(Dataset items)
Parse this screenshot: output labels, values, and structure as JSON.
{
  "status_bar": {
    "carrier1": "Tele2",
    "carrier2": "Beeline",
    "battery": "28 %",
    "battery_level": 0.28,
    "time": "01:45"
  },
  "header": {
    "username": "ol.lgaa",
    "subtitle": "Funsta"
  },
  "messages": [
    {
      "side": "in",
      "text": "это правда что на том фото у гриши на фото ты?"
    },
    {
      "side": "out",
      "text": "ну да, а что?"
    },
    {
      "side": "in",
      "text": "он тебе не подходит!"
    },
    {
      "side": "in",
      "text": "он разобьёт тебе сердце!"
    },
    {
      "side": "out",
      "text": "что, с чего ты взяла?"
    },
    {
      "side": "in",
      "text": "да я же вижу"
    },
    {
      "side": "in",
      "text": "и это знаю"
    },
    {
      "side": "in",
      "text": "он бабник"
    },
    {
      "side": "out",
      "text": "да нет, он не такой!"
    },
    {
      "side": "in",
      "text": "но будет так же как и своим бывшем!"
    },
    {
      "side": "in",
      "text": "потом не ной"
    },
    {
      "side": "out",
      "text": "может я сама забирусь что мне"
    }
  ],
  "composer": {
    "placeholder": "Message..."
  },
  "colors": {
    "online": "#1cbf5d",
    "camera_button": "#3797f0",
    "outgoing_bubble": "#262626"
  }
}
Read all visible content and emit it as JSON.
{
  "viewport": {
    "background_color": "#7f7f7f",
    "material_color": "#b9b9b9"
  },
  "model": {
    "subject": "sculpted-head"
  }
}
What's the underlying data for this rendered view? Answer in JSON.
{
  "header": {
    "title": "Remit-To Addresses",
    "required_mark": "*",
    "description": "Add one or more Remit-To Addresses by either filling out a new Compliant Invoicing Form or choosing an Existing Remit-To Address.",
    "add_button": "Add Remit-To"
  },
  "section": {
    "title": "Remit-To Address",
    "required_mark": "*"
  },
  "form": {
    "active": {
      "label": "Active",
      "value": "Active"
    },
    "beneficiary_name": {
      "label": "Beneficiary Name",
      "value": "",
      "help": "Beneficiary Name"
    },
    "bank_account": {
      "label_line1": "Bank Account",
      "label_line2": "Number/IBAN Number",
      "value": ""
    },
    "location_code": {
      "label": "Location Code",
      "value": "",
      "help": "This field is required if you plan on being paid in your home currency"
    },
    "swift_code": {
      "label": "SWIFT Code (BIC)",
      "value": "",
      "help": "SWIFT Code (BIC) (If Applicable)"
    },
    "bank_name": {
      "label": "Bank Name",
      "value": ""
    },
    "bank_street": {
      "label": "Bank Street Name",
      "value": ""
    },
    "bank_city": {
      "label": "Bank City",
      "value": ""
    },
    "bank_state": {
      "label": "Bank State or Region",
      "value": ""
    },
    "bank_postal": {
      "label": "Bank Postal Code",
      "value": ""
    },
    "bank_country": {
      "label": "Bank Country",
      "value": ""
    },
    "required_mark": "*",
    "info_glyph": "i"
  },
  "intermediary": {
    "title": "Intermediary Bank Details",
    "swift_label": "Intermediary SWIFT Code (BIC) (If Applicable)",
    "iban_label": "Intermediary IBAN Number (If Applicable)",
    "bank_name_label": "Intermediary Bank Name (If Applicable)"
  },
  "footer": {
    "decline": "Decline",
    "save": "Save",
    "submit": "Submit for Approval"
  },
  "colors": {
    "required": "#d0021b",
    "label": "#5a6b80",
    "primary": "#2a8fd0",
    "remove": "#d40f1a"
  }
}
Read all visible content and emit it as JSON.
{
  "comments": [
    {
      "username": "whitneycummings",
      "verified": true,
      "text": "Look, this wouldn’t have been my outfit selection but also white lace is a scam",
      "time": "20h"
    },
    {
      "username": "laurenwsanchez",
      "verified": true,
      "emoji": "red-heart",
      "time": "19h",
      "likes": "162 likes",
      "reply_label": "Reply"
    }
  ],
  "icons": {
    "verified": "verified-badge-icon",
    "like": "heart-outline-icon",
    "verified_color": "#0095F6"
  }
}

Task goal - Look through the entries above. Extract each line with the word "IBAN".

Answer to this exercise -
      "label_line2": "Number/IBAN Number",
    "iban_label": "Intermediary IBAN Number (If Applicable)",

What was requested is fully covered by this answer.